---------- Recorded information ----------

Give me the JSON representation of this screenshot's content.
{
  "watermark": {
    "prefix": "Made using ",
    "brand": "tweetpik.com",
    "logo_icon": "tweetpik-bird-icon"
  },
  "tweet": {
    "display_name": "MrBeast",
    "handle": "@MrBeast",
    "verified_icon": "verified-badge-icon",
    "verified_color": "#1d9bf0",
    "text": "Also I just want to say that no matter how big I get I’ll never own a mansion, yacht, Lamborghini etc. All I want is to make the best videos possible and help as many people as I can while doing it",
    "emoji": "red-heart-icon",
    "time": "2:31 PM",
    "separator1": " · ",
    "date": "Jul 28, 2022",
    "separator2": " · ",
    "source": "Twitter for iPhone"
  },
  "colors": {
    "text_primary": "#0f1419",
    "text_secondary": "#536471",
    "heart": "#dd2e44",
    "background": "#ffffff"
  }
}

----------

Repeat the material in full, exactly as it stands.

Give me the JSON representation of this screenshot's content.
{
  "watermark": {
    "prefix": "Made using ",
    "brand": "tweetpik.com",
    "logo_icon": "tweetpik-bird-icon"
  },
  "tweet": {
    "display_name": "MrBeast",
    "handle": "@MrBeast",
    "verified_icon": "verified-badge-icon",
    "verified_color": "#1d9bf0",
    "text": "Also I just want to say that no matter how big I get I’ll never own a mansion, yacht, Lamborghini etc. All I want is to make the best videos possible and help as many people as I can while doing it",
    "emoji": "red-heart-icon",
    "time": "2:31 PM",
    "separator1": " · ",
    "date": "Jul 28, 2022",
    "separator2": " · ",
    "source": "Twitter for iPhone"
  },
  "colors": {
    "text_primary": "#0f1419",
    "text_secondary": "#536471",
    "heart": "#dd2e44",
    "background": "#ffffff"
  }
}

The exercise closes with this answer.